§ EXERCISE TASK
From the entries that follow, pick out all lines holding "horizontal".
_ _ _
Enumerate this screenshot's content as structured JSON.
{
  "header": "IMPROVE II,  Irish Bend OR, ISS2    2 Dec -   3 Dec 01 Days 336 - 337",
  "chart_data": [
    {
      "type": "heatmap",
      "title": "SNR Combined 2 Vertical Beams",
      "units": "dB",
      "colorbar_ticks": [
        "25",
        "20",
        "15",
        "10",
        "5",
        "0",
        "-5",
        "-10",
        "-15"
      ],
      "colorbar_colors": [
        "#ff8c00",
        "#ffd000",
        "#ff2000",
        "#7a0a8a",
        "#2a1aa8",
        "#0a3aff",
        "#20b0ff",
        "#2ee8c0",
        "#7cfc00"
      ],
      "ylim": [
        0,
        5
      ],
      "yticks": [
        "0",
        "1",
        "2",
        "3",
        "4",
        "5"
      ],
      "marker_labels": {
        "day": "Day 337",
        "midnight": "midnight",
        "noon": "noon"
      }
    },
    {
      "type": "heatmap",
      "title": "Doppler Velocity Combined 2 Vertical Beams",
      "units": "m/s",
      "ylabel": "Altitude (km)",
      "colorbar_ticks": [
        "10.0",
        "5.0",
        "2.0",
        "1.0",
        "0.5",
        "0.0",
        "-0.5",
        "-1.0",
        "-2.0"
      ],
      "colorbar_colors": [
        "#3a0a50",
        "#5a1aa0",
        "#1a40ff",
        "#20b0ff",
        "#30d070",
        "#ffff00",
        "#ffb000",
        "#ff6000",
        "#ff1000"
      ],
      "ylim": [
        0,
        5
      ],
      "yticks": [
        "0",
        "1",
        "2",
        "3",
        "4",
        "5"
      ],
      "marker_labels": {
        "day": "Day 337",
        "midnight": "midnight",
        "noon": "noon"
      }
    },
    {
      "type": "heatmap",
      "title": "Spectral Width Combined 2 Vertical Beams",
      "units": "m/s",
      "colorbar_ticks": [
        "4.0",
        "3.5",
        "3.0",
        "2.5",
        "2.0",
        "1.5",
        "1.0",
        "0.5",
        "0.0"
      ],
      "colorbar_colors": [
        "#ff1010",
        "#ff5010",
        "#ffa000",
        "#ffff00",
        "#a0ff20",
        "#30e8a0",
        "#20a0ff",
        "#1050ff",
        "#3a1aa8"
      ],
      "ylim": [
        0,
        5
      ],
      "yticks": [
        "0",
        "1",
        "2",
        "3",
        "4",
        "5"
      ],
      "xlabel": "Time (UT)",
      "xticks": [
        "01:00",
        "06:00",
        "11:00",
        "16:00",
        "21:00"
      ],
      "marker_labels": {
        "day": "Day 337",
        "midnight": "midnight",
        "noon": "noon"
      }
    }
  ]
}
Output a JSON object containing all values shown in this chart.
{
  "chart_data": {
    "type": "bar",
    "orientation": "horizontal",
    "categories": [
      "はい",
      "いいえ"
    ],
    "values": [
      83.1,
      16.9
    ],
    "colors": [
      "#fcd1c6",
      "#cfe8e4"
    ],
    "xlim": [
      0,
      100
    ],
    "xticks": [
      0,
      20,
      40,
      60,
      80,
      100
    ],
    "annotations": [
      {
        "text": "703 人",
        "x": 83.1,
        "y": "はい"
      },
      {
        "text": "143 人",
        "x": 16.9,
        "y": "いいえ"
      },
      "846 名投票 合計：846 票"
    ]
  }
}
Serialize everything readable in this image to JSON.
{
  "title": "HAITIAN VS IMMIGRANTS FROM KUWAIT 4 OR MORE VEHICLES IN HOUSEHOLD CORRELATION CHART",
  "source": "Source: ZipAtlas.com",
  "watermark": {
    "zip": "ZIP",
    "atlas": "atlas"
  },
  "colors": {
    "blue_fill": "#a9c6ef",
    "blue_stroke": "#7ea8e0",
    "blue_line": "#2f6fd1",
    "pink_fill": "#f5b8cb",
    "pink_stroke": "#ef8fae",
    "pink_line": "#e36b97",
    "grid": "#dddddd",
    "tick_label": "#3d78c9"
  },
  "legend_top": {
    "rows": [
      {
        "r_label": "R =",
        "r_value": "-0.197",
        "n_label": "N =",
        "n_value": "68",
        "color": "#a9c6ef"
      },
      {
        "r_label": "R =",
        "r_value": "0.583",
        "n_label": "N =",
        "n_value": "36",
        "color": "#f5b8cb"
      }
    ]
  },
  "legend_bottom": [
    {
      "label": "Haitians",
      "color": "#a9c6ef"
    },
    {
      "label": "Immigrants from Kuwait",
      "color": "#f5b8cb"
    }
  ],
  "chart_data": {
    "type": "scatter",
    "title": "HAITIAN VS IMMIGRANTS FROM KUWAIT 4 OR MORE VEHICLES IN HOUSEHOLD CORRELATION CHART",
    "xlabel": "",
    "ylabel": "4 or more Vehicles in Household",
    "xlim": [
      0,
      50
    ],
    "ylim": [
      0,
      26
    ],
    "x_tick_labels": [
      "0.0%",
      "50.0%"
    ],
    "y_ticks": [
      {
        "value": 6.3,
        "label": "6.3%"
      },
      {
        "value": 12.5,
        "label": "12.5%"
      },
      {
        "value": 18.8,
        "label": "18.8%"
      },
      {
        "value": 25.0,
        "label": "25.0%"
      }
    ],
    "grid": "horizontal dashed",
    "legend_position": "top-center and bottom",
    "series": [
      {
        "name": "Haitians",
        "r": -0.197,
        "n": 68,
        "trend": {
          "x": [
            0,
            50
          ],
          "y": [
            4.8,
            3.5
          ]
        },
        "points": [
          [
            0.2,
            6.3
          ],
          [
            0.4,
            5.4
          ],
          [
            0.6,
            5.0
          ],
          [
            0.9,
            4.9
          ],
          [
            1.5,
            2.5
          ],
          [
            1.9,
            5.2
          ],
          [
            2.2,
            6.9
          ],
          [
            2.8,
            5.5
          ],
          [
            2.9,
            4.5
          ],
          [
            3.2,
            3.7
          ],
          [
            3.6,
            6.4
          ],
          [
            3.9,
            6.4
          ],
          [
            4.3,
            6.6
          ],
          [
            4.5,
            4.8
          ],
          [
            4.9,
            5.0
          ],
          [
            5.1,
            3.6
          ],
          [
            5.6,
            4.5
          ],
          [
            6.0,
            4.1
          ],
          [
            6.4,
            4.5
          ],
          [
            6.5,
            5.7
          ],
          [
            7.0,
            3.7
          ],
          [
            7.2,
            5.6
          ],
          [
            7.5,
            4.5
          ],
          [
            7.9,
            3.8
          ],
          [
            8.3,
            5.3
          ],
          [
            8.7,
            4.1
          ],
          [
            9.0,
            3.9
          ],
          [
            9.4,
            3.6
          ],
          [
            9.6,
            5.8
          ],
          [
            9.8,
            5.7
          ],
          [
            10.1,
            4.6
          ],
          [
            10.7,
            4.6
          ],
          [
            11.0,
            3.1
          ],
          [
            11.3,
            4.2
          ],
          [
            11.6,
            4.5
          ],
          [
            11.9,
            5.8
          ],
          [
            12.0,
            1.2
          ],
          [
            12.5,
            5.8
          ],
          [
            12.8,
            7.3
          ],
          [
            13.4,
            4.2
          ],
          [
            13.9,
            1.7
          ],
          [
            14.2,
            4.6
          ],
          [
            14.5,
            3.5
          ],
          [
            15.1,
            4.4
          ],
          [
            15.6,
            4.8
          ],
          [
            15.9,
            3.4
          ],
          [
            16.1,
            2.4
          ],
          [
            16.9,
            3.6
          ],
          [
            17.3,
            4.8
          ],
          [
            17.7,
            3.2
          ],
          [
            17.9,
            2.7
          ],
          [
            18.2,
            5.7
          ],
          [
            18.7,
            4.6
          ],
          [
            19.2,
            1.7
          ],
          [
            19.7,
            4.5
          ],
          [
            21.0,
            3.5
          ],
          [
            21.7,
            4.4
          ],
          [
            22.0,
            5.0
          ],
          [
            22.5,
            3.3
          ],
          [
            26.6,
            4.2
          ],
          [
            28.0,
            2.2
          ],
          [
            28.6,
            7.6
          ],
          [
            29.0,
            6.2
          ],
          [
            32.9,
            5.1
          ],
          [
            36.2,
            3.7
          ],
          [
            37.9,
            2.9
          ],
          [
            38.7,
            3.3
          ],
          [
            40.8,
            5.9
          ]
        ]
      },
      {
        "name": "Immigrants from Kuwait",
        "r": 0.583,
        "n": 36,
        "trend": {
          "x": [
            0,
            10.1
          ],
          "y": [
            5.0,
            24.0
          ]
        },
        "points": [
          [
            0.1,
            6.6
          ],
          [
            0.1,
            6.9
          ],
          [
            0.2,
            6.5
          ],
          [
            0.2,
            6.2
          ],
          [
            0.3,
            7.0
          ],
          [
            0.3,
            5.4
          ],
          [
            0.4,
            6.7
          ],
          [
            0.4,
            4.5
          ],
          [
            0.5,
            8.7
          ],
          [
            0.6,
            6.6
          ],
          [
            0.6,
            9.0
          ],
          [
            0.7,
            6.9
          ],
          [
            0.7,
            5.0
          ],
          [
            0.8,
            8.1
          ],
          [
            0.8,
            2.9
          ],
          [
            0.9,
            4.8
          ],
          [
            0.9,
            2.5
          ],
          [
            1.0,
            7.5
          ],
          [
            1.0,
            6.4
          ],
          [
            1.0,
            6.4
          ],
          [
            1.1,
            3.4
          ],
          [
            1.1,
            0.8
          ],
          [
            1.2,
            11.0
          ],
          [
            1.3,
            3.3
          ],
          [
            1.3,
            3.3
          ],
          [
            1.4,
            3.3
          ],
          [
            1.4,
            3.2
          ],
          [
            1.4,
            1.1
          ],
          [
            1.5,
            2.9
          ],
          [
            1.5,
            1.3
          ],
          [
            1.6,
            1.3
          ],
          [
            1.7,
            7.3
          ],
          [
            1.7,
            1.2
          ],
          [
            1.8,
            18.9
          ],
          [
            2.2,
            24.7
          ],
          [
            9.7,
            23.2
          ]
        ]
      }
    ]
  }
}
_ _ _
§ ANSWER TO THE TASK
    "orientation": "horizontal",
    "grid": "horizontal dashed",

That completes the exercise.